• **TASK TO CARRY OUT**
Convert every line of the records into a JSON list of strings, one string per line, with blank lines left out.

[Element location data]
────────────────────

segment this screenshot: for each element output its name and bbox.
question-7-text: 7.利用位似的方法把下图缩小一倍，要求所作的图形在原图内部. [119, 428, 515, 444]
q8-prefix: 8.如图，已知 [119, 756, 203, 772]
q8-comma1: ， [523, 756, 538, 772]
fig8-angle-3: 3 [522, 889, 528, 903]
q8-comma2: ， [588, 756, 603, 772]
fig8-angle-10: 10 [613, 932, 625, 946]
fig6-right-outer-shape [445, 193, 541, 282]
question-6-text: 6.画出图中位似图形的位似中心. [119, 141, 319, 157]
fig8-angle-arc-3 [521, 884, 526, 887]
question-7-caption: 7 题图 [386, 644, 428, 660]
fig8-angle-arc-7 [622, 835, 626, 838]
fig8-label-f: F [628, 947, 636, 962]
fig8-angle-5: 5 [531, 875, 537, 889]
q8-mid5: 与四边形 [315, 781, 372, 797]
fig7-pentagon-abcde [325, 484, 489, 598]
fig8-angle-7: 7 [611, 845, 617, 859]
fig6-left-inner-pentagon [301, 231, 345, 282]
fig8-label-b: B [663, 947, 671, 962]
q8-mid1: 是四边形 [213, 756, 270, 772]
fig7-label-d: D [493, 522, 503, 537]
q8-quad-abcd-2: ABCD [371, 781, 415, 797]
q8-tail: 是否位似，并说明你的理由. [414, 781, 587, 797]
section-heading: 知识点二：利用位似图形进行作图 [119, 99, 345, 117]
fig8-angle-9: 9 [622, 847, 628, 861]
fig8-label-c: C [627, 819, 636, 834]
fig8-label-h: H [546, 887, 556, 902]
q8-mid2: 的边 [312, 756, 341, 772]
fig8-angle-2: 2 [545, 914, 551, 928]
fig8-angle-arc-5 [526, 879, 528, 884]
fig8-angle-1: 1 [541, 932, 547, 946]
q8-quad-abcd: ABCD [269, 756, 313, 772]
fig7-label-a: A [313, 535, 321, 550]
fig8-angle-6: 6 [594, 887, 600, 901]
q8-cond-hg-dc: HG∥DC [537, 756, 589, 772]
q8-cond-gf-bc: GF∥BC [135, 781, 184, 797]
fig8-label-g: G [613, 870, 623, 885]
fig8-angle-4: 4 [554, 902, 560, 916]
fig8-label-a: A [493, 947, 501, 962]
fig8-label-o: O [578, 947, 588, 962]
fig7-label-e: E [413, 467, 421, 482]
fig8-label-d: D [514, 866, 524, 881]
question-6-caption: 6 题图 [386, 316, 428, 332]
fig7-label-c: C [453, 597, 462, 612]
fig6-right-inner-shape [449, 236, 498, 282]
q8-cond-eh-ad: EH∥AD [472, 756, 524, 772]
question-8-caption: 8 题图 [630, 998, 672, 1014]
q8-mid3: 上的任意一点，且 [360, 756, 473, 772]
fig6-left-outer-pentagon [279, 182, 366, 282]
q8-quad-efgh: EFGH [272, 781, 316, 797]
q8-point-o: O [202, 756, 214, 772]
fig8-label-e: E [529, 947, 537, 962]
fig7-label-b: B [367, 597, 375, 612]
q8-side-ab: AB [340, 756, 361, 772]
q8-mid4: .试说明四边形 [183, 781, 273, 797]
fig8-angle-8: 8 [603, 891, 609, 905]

────────────────────

• **WRITTEN ANSWER**
[
  "segment this screenshot: for each element output its name and bbox.",
  "question-7-text: 7.利用位似的方法把下图缩小一倍，要求所作的图形在原图内部. [119, 428, 515, 444]",
  "q8-prefix: 8.如图，已知 [119, 756, 203, 772]",
  "q8-comma1: ， [523, 756, 538, 772]",
  "fig8-angle-3: 3 [522, 889, 528, 903]",
  "q8-comma2: ， [588, 756, 603, 772]",
  "fig8-angle-10: 10 [613, 932, 625, 946]",
  "fig6-right-outer-shape [445, 193, 541, 282]",
  "question-6-text: 6.画出图中位似图形的位似中心. [119, 141, 319, 157]",
  "fig8-angle-arc-3 [521, 884, 526, 887]",
  "question-7-caption: 7 题图 [386, 644, 428, 660]",
  "fig8-angle-arc-7 [622, 835, 626, 838]",
  "fig8-label-f: F [628, 947, 636, 962]",
  "fig8-angle-5: 5 [531, 875, 537, 889]",
  "q8-mid5: 与四边形 [315, 781, 372, 797]",
  "fig7-pentagon-abcde [325, 484, 489, 598]",
  "fig8-angle-7: 7 [611, 845, 617, 859]",
  "fig6-left-inner-pentagon [301, 231, 345, 282]",
  "fig8-label-b: B [663, 947, 671, 962]",
  "q8-mid1: 是四边形 [213, 756, 270, 772]",
  "fig7-label-d: D [493, 522, 503, 537]",
  "q8-quad-abcd-2: ABCD [371, 781, 415, 797]",
  "q8-tail: 是否位似，并说明你的理由. [414, 781, 587, 797]",
  "section-heading: 知识点二：利用位似图形进行作图 [119, 99, 345, 117]",
  "fig8-angle-9: 9 [622, 847, 628, 861]",
  "fig8-label-c: C [627, 819, 636, 834]",
  "fig8-label-h: H [546, 887, 556, 902]",
  "q8-mid2: 的边 [312, 756, 341, 772]",
  "fig8-angle-2: 2 [545, 914, 551, 928]",
  "fig8-angle-arc-5 [526, 879, 528, 884]",
  "fig8-angle-1: 1 [541, 932, 547, 946]",
  "q8-quad-abcd: ABCD [269, 756, 313, 772]",
  "fig7-label-a: A [313, 535, 321, 550]",
  "fig8-angle-6: 6 [594, 887, 600, 901]",
  "q8-cond-hg-dc: HG∥DC [537, 756, 589, 772]",
  "q8-cond-gf-bc: GF∥BC [135, 781, 184, 797]",
  "fig8-label-g: G [613, 870, 623, 885]",
  "fig8-angle-4: 4 [554, 902, 560, 916]",
  "fig8-label-a: A [493, 947, 501, 962]",
  "fig8-label-o: O [578, 947, 588, 962]",
  "fig7-label-e: E [413, 467, 421, 482]",
  "fig8-label-d: D [514, 866, 524, 881]",
  "question-6-caption: 6 题图 [386, 316, 428, 332]",
  "fig7-label-c: C [453, 597, 462, 612]",
  "fig6-right-inner-shape [449, 236, 498, 282]",
  "q8-cond-eh-ad: EH∥AD [472, 756, 524, 772]",
  "question-8-caption: 8 题图 [630, 998, 672, 1014]",
  "q8-mid3: 上的任意一点，且 [360, 756, 473, 772]",
  "fig6-left-outer-pentagon [279, 182, 366, 282]",
  "q8-quad-efgh: EFGH [272, 781, 316, 797]",
  "q8-point-o: O [202, 756, 214, 772]",
  "fig8-label-e: E [529, 947, 537, 962]",
  "fig7-label-b: B [367, 597, 375, 612]",
  "q8-side-ab: AB [340, 756, 361, 772]",
  "q8-mid4: .试说明四边形 [183, 781, 273, 797]",
  "fig8-angle-8: 8 [603, 891, 609, 905]"
]